(Set of tasks)
[A] In the coffee processing text, how many days does drying take?
[B] Repeat the coffee processing text from "When producing naturals" up to and including "15 - 18 days.".
[C] According to the coffee processing text, why are the drying cherries covered during the hottest hours of the day and again at night?

(Extract)

┌────────

When producing naturals the level of fermentation will be determined by the thickness and layer during the first days of drying in combination with temperature. Fermentation is slower at higher altitudes as temperatures are generally lower.
Drying and handsorting
The cherries are dried in a relatively thin layer at about 3-4 cm the first days. They will build up the layers to 6-10 cm after a few days. The coffees are moved frequently and they will be covered during the hottest hours of the day to protect the cherries from intense sunlight, then again at night to protect against humidity. This will also help improve quality as the coffee is rested and the drying more homogeneous. Drying take 15 - 18 days.
Warehouse and Supply Chain Management
Warehousing at the washing station
After drying the coffees will be packed in jute bags and stored in the local warehouse onsite, separated by process and grade. Lot sizes can vary from 100 - 300 bags. This process helps condition the coffee and achieve a more uniform humidity. They will normally be stored 1-2 months before they are moved. In some cases the parchment will be hand-sorted in the warehouse.
Transport and logistics
After the harvest season is over the coffees are moved to warehouses and dry mills in Addis. Trucking is expensive in Ethiopia. The coffee trucks must pass a local ECX checkpoint where its contents are graded and registered as an exportable product, before it continues to Addis Ababa.
Warehousing and dry milling
The coffee will sit in parchment in a warehouse in Addis. This is when our team will go to the warehouse and collect the samples from the specific stocklots. It remains in parchment until it is contracted and the destination for shipment is confirmed.
Tropiq Lab and quality control.
Our team on the ground in Addis personally collect samples which we cup and grade, and measure humidity and water activity. When the specific lot is selected for purchase we register the contract with a shipping destination and approve it for milling and shipment. We are present at the dry mill during processing, grading and bagging, and we immediately take a PSS sample for approval.

└────────

Region and label listings
┌────────

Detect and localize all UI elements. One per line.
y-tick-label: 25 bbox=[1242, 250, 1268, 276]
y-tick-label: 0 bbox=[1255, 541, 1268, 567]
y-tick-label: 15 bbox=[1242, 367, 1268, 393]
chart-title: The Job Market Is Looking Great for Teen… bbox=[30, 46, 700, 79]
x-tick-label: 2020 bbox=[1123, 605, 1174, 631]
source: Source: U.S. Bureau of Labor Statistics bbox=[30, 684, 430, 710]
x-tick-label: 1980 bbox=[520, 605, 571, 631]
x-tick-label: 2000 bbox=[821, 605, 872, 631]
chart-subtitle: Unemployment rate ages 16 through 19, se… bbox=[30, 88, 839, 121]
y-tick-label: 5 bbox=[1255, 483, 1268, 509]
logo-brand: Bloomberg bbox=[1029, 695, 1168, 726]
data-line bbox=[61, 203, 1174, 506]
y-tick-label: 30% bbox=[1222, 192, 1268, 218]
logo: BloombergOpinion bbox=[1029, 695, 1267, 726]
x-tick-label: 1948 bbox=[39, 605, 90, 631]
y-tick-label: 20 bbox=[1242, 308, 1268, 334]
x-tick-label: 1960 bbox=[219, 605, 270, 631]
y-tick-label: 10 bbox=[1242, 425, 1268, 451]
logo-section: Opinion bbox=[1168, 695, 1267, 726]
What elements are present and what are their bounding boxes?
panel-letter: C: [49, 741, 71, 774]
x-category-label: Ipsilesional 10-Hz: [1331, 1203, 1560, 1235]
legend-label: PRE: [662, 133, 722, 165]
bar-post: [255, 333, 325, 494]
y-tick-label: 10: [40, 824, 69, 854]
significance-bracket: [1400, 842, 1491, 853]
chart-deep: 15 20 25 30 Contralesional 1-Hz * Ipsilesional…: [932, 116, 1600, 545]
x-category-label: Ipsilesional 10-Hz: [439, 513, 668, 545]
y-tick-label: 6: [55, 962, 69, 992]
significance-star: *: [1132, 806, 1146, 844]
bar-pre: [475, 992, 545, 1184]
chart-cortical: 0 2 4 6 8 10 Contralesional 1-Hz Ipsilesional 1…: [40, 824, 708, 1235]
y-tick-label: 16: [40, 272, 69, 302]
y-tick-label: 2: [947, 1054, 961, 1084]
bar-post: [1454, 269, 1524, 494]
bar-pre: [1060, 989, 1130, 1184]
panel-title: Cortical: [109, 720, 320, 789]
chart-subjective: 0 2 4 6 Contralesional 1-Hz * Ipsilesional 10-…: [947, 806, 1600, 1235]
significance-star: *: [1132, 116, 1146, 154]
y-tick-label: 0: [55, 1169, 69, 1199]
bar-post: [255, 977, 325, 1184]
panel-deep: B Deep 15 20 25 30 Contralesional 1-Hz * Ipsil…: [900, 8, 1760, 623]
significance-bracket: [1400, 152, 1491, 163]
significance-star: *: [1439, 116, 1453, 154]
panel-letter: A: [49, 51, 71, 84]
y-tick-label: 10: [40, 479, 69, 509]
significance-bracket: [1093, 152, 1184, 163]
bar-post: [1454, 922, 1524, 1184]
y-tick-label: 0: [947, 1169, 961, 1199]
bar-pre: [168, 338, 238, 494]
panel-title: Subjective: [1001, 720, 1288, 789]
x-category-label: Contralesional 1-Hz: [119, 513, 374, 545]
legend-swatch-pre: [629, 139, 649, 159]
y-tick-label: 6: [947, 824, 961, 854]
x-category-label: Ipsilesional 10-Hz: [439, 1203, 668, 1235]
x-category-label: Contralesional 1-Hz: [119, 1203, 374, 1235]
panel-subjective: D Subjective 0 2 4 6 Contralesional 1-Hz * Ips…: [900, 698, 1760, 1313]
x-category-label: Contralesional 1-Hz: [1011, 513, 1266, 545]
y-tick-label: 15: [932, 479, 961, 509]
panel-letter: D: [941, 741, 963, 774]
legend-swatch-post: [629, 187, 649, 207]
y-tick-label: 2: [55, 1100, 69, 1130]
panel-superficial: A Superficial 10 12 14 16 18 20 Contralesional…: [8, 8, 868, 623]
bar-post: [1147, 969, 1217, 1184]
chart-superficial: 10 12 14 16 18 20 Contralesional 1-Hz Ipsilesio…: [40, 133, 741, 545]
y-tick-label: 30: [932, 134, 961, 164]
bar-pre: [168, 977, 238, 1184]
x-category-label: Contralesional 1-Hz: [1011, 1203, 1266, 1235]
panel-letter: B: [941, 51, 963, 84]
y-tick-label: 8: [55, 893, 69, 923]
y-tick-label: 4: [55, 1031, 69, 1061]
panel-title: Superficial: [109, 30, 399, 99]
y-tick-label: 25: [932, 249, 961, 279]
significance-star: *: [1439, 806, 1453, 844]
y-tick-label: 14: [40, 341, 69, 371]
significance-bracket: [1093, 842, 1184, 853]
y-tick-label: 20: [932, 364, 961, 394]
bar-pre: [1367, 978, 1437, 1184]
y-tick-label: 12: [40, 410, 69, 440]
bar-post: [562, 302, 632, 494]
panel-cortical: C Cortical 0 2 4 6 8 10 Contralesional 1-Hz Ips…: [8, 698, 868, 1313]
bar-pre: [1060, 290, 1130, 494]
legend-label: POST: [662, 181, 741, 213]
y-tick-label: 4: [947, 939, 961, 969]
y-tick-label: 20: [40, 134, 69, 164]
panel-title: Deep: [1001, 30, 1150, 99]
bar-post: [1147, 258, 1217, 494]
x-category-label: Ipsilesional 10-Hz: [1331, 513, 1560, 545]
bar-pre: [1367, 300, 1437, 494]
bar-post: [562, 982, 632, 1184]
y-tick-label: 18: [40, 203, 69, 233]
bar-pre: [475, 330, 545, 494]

└────────

(Answers for the exercise)
[A] Drying takes 15 to 18 days.

[B]
When producing naturals the level of fermentation will be determined by the thickness and layer during the first days of drying in combination with temperature. Fermentation is slower at higher altitudes as temperatures are generally lower.
Drying and handsorting
The cherries are dried in a relatively thin layer at about 3-4 cm the first days. They will build up the layers to 6-10 cm after a few days. The coffees are moved frequently and they will be covered during the hottest hours of the day to protect the cherries from intense sunlight, then again at night to protect against humidity. This will also help improve quality as the coffee is rested and the drying more homogeneous. Drying take 15 - 18 days.

[C] They are covered during the hottest hours to protect the cherries from intense sunlight and at night to protect them against humidity. This also improves quality because the coffee is rested and dries more evenly.